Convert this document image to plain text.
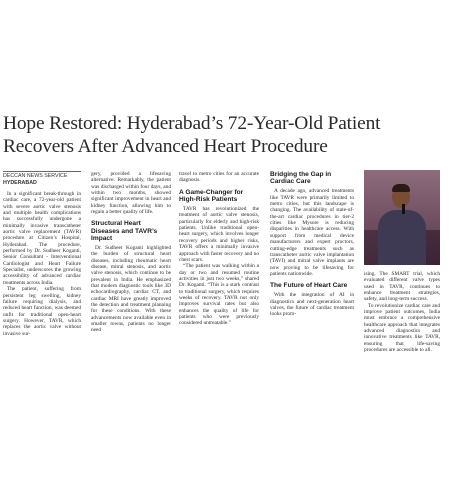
Hope Restored: Hyderabad’s 72-Year-Old Patient
Recovers After Advanced Heart Procedure
DECCAN NEWS SERVICE
HYDERABAD

In a significant break-through in cardiac care, a 72-year-old patient with severe aortic valve stenosis and multiple health complications has successfully undergone a minimally invasive transcatheter aortic valve replacement (TAVR) procedure at Citizen’s Hospital, Hyderabad. The procedure, performed by Dr. Sudheer Koganti, Senior Consultant - Interventional Cardiologist and Heart Failure Specialist, underscores the growing accessibility of advanced cardiac treatments across India.

The patient, suffering from persistent leg swelling, kidney failure requiring dialysis, and reduced heart function, was deemed unfit for traditional open-heart surgery. However, TAVR, which replaces the aortic valve without invasive sur-

gery, provided a lifesaving alternative. Remarkably, the patient was discharged within four days, and within two months, showed significant improvement in heart and kidney function, allowing him to regain a better quality of life.

Structural Heart Diseases and TAVR’s Impact

Dr. Sudheer Koganti highlighted the burden of structural heart diseases, including rheumatic heart disease, mitral stenosis, and aortic valve stenosis, which continue to be prevalent in India. He emphasized that modern diagnostic tools like 3D echocardiography, cardiac CT, and cardiac MRI have greatly improved the detection and treatment planning for these conditions. With these advancements now available even in smaller towns, patients no longer need

travel to metro cities for an accurate diagnosis.

A Game-Changer for High-Risk Patients

TAVR has revolutionized the treatment of aortic valve stenosis, particularly for elderly and high-risk patients. Unlike traditional open-heart surgery, which involves longer recovery periods and higher risks, TAVR offers a minimally invasive approach with faster recovery and no chest scars.

“The patient was walking within a day or two and resumed routine activities in just two weeks,” shared Dr. Koganti. “This is a stark contrast to traditional surgery, which requires weeks of recovery. TAVR not only improves survival rates but also enhances the quality of life for patients who were previously considered untreatable.”

Bridging the Gap in Cardiac Care

A decade ago, advanced treatments like TAVR were primarily limited to metro cities, but this landscape is changing. The availability of state-of-the-art cardiac procedures in tier-2 cities like Mysore is reducing disparities in healthcare access. With support from medical device manufacturers and expert proctors, cutting-edge treatments such as transcatheter aortic valve implantation (TAVI) and mitral valve implants are now proving to be lifesaving for patients nationwide.

The Future of Heart Care

With the integration of AI in diagnostics and next-generation heart valves, the future of cardiac treatment looks prom-

ising. The SMART trial, which evaluated different valve types used in TAVR, continues to enhance treatment strategies, safety, and long-term success.

To revolutionize cardiac care and improve patient outcomes, India must embrace a comprehensive healthcare approach that integrates advanced diagnostics and innovative treatments like TAVR, ensuring that life-saving procedures are accessible to all.
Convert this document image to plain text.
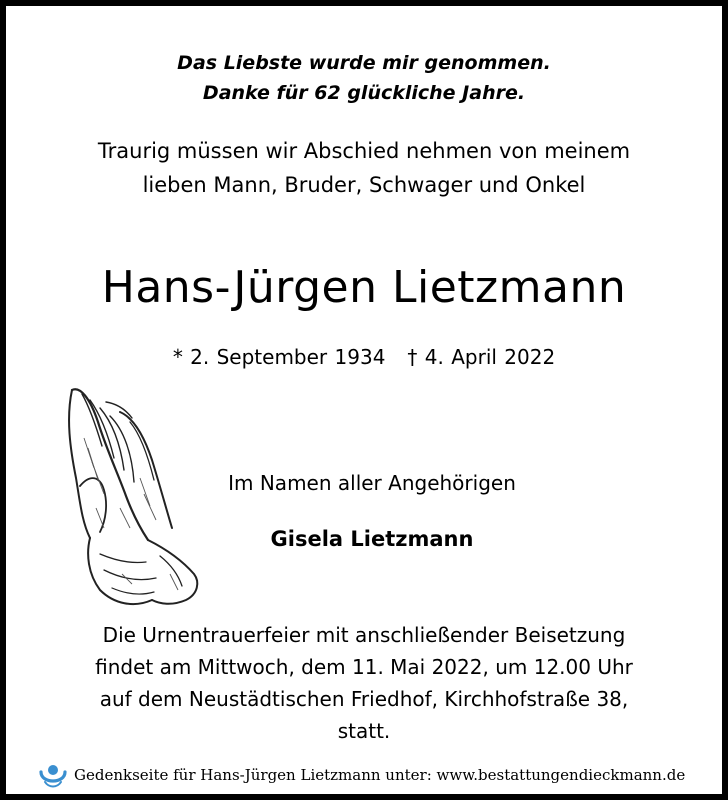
Das Liebste wurde mir genommen.
Danke für 62 glückliche Jahre.
Traurig müssen wir Abschied nehmen von meinem
lieben Mann, Bruder, Schwager und Onkel
Hans-Jürgen Lietzmann
* 2. September 1934 † 4. April 2022
Im Namen aller Angehörigen
Gisela Lietzmann
Die Urnentrauerfeier mit anschließender Beisetzung
findet am Mittwoch, dem 11. Mai 2022, um 12.00 Uhr
auf dem Neustädtischen Friedhof, Kirchhofstraße 38,
statt.
Gedenkseite für Hans-Jürgen Lietzmann unter: www.bestattungendieckmann.de
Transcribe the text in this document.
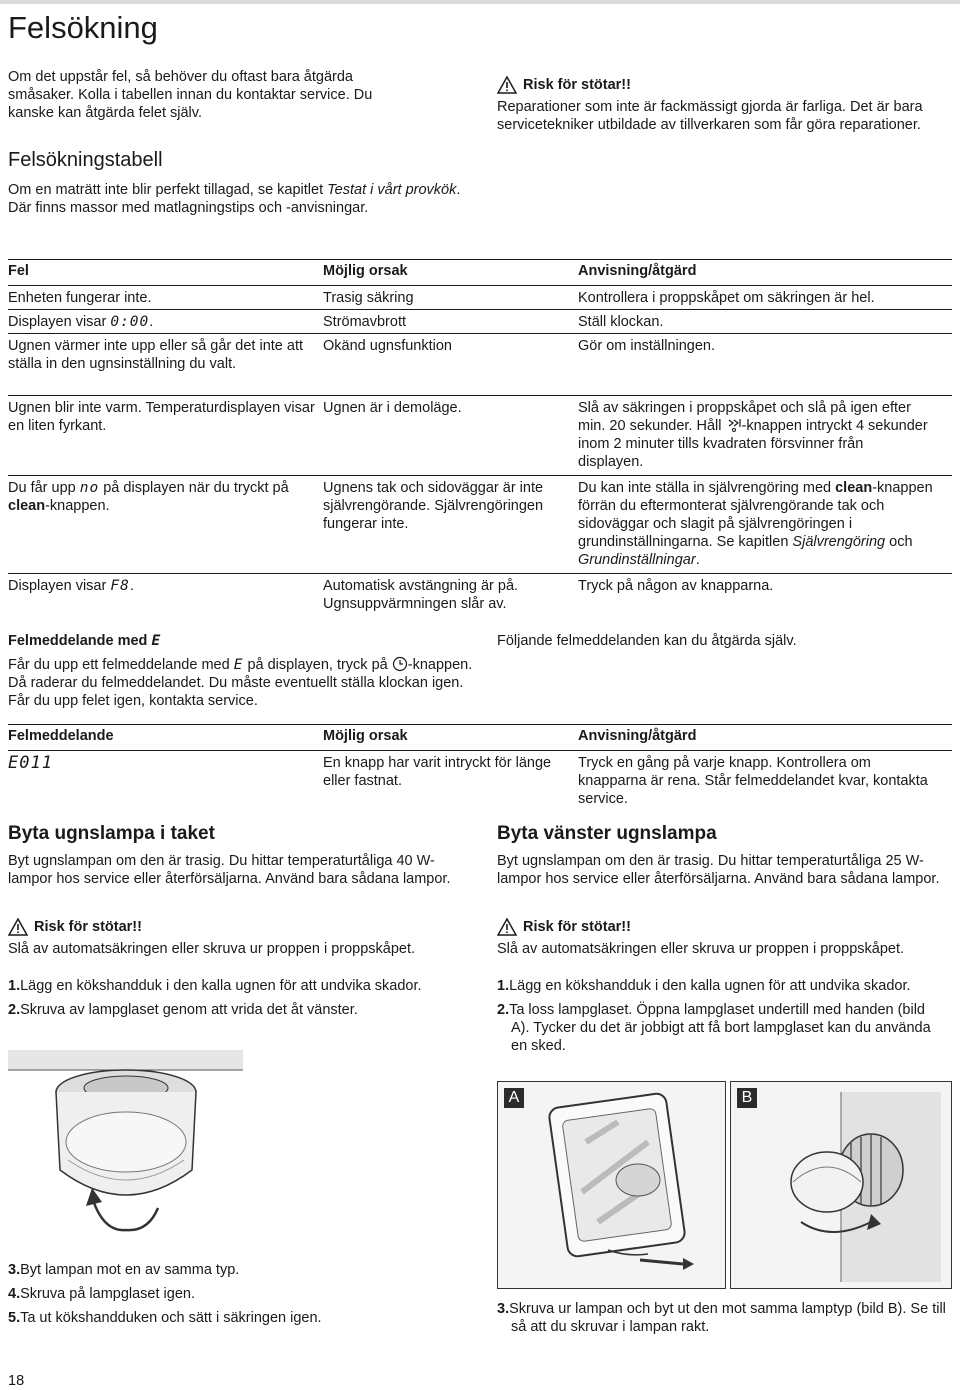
Felsökning

Om det uppstår fel, så behöver du oftast bara åtgärda småsaker. Kolla i tabellen innan du kontaktar service. Du kanske kan åtgärda felet själv.

Felsökningstabell

Om en maträtt inte blir perfekt tillagad, se kapitlet Testat i vårt provkök. Där finns massor med matlagningstips och -anvisningar.

Risk för stötar!!

Reparationer som inte är fackmässigt gjorda är farliga. Det är bara servicetekniker utbildade av tillverkaren som får göra reparationer.

Fel	Möjlig orsak	Anvisning/åtgärd
Enheten fungerar inte.	Trasig säkring	Kontrollera i proppskåpet om säkringen är hel.
Displayen visar 0:00.	Strömavbrott	Ställ klockan.
Ugnen värmer inte upp eller så går det inte att ställa in den ugnsinställning du valt.	Okänd ugnsfunktion	Gör om inställningen.
Ugnen blir inte varm. Temperaturdisplayen visar en liten fyrkant.	Ugnen är i demoläge.	Slå av säkringen i proppskåpet och slå på igen efter min. 20 sekunder. Håll -knappen intryckt 4 sekunder inom 2 minuter tills kvadraten försvinner från displayen.
Du får upp no på displayen när du tryckt på clean-knappen.	Ugnens tak och sidoväggar är inte självrengörande. Självrengöringen fungerar inte.	Du kan inte ställa in självrengöring med clean-knappen förrän du eftermonterat självrengörande tak och sidoväggar och slagit på självrengöringen i grundinställningarna. Se kapitlen Självrengöring och Grundinställningar.
Displayen visar F8.	Automatisk avstängning är på. Ugnsuppvärmningen slår av.	Tryck på någon av knapparna.

Felmeddelande med E

Får du upp ett felmeddelande med E på displayen, tryck på -knappen. Då raderar du felmeddelandet. Du måste eventuellt ställa klockan igen. Får du upp felet igen, kontakta service.

Följande felmeddelanden kan du åtgärda själv.

Felmeddelande	Möjlig orsak	Anvisning/åtgärd
E011	En knapp har varit intryckt för länge eller fastnat.	Tryck en gång på varje knapp. Kontrollera om knapparna är rena. Står felmeddelandet kvar, kontakta service.
Byta ugnslampa i taket

Byt ugnslampan om den är trasig. Du hittar temperaturtåliga 40 W-lampor hos service eller återförsäljarna. Använd bara sådana lampor.

Risk för stötar!!

Slå av automatsäkringen eller skruva ur proppen i proppskåpet.

1.Lägg en kökshandduk i den kalla ugnen för att undvika skador.
2.Skruva av lampglaset genom att vrida det åt vänster.
3.Byt lampan mot en av samma typ.
4.Skruva på lampglaset igen.
5.Ta ut kökshandduken och sätt i säkringen igen.
Byta vänster ugnslampa

Byt ugnslampan om den är trasig. Du hittar temperaturtåliga 25 W-lampor hos service eller återförsäljarna. Använd bara sådana lampor.

Risk för stötar!!

Slå av automatsäkringen eller skruva ur proppen i proppskåpet.

1.Lägg en kökshandduk i den kalla ugnen för att undvika skador.
2.Ta loss lampglaset. Öppna lampglaset undertill med handen (bild A). Tycker du det är jobbigt att få bort lampglaset kan du använda en sked.
A	B
3.Skruva ur lampan och byt ut den mot samma lamptyp (bild B). Se till så att du skruvar i lampan rakt.

18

--------------------

The problem — How many lines of the entries include the string "Lietzmann"? Answer with a number and no other words.

Solution to this problem — 3